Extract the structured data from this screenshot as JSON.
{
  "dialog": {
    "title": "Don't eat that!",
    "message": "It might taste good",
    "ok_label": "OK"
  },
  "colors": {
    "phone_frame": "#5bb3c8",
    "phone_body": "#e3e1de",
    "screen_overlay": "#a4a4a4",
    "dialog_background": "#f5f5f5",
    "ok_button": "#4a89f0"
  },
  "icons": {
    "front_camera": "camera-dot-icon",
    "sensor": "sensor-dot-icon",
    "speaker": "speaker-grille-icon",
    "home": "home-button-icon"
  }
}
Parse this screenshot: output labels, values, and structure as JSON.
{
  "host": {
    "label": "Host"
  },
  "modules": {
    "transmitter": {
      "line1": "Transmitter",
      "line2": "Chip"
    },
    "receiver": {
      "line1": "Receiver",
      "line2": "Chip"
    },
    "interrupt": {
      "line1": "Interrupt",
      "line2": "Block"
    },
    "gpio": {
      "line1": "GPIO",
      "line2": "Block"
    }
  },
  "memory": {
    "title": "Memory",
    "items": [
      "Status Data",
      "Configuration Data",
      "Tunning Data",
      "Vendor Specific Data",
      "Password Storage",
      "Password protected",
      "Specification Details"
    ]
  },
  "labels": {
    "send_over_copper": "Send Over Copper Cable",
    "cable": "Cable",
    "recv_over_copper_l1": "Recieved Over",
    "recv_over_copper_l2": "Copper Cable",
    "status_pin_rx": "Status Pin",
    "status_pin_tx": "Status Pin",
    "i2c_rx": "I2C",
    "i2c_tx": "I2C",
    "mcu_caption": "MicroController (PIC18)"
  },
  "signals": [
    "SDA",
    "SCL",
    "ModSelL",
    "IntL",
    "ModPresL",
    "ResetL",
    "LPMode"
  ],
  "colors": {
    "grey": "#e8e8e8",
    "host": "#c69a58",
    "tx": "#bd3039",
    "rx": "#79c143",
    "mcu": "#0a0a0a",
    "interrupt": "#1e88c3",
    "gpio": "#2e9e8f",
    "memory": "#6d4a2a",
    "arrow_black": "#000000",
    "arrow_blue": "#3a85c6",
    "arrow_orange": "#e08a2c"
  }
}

Task to complete: Each entry above is to be printed again exactly.

The completed task:
Extract the structured data from this screenshot as JSON.
{
  "dialog": {
    "title": "Don't eat that!",
    "message": "It might taste good",
    "ok_label": "OK"
  },
  "colors": {
    "phone_frame": "#5bb3c8",
    "phone_body": "#e3e1de",
    "screen_overlay": "#a4a4a4",
    "dialog_background": "#f5f5f5",
    "ok_button": "#4a89f0"
  },
  "icons": {
    "front_camera": "camera-dot-icon",
    "sensor": "sensor-dot-icon",
    "speaker": "speaker-grille-icon",
    "home": "home-button-icon"
  }
}
Parse this screenshot: output labels, values, and structure as JSON.
{
  "host": {
    "label": "Host"
  },
  "modules": {
    "transmitter": {
      "line1": "Transmitter",
      "line2": "Chip"
    },
    "receiver": {
      "line1": "Receiver",
      "line2": "Chip"
    },
    "interrupt": {
      "line1": "Interrupt",
      "line2": "Block"
    },
    "gpio": {
      "line1": "GPIO",
      "line2": "Block"
    }
  },
  "memory": {
    "title": "Memory",
    "items": [
      "Status Data",
      "Configuration Data",
      "Tunning Data",
      "Vendor Specific Data",
      "Password Storage",
      "Password protected",
      "Specification Details"
    ]
  },
  "labels": {
    "send_over_copper": "Send Over Copper Cable",
    "cable": "Cable",
    "recv_over_copper_l1": "Recieved Over",
    "recv_over_copper_l2": "Copper Cable",
    "status_pin_rx": "Status Pin",
    "status_pin_tx": "Status Pin",
    "i2c_rx": "I2C",
    "i2c_tx": "I2C",
    "mcu_caption": "MicroController (PIC18)"
  },
  "signals": [
    "SDA",
    "SCL",
    "ModSelL",
    "IntL",
    "ModPresL",
    "ResetL",
    "LPMode"
  ],
  "colors": {
    "grey": "#e8e8e8",
    "host": "#c69a58",
    "tx": "#bd3039",
    "rx": "#79c143",
    "mcu": "#0a0a0a",
    "interrupt": "#1e88c3",
    "gpio": "#2e9e8f",
    "memory": "#6d4a2a",
    "arrow_black": "#000000",
    "arrow_blue": "#3a85c6",
    "arrow_orange": "#e08a2c"
  }
}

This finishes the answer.